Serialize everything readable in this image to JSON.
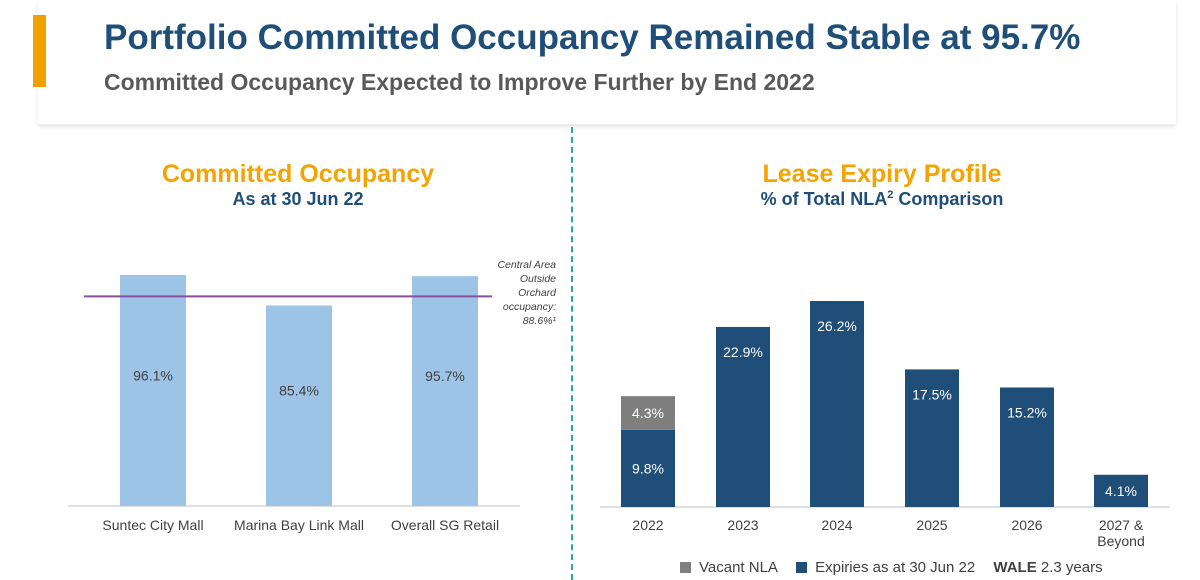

......

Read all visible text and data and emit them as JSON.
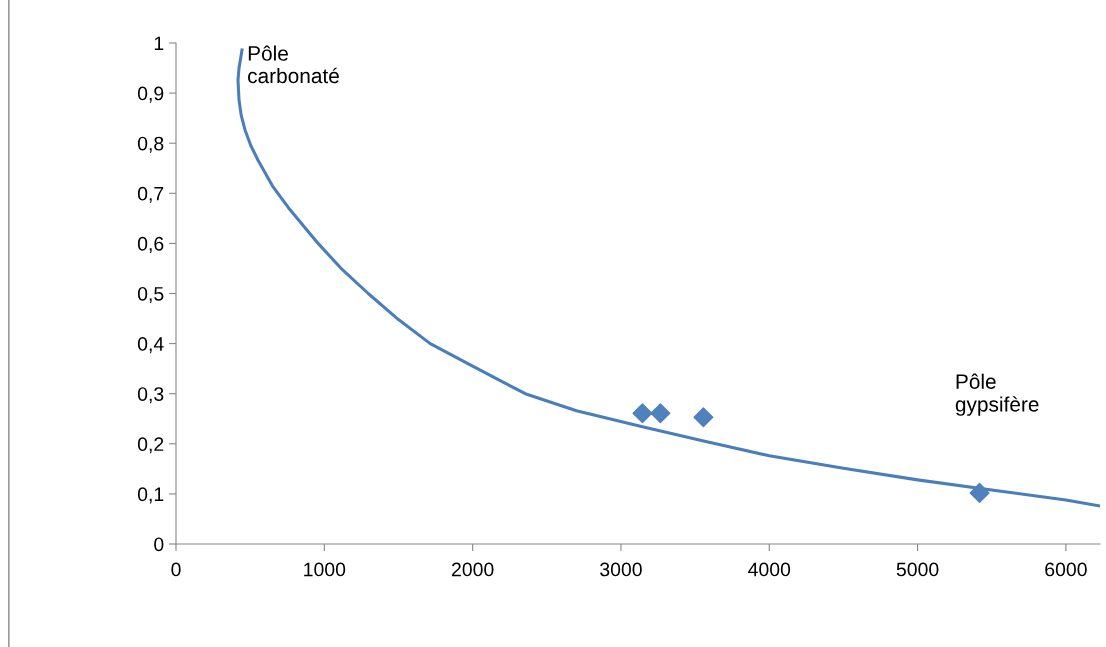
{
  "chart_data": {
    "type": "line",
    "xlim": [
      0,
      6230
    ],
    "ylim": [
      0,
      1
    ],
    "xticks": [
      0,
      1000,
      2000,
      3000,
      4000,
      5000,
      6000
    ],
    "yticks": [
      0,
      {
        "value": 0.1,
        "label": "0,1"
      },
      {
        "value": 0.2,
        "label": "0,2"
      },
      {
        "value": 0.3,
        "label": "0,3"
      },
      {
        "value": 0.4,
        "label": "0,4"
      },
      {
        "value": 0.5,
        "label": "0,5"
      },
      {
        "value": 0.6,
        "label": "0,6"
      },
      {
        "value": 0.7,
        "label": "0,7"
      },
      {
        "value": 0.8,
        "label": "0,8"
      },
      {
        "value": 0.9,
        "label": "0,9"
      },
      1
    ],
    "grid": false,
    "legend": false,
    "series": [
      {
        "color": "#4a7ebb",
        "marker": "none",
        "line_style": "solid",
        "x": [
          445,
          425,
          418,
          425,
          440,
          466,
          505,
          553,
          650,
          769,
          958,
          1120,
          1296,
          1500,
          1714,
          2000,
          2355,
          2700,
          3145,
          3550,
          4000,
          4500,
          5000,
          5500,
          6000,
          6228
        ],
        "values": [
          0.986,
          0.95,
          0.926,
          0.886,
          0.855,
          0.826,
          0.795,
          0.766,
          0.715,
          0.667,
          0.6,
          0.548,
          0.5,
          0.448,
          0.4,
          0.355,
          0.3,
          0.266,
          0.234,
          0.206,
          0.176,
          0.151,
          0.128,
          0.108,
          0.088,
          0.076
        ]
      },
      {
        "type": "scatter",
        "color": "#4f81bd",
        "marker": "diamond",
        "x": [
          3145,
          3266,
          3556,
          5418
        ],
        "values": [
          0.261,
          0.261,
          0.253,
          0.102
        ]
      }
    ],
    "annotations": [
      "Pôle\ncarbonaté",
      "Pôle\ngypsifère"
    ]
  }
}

......

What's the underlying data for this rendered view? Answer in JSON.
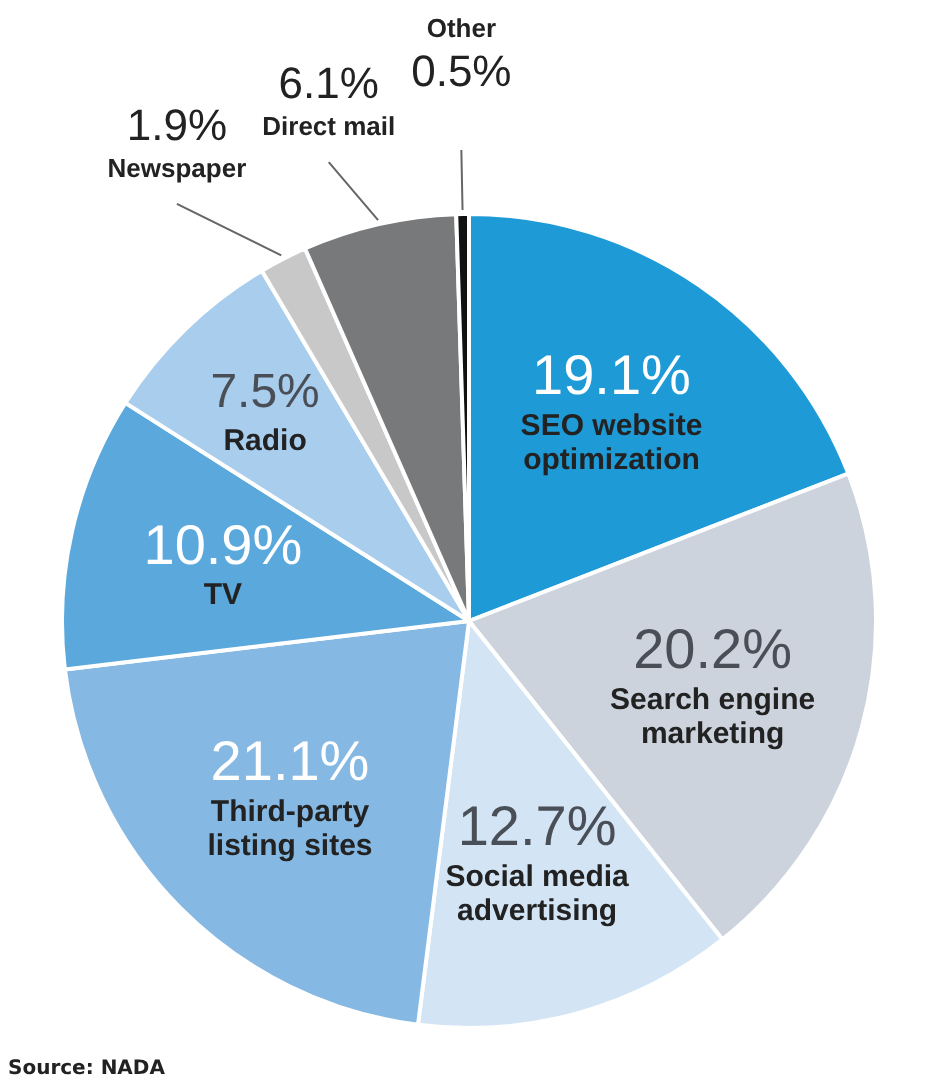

......

[SET TASK]
Of all the lines in the listing above, how many include "this"? Write only the number.

[COMPLETE RESPONSE]
2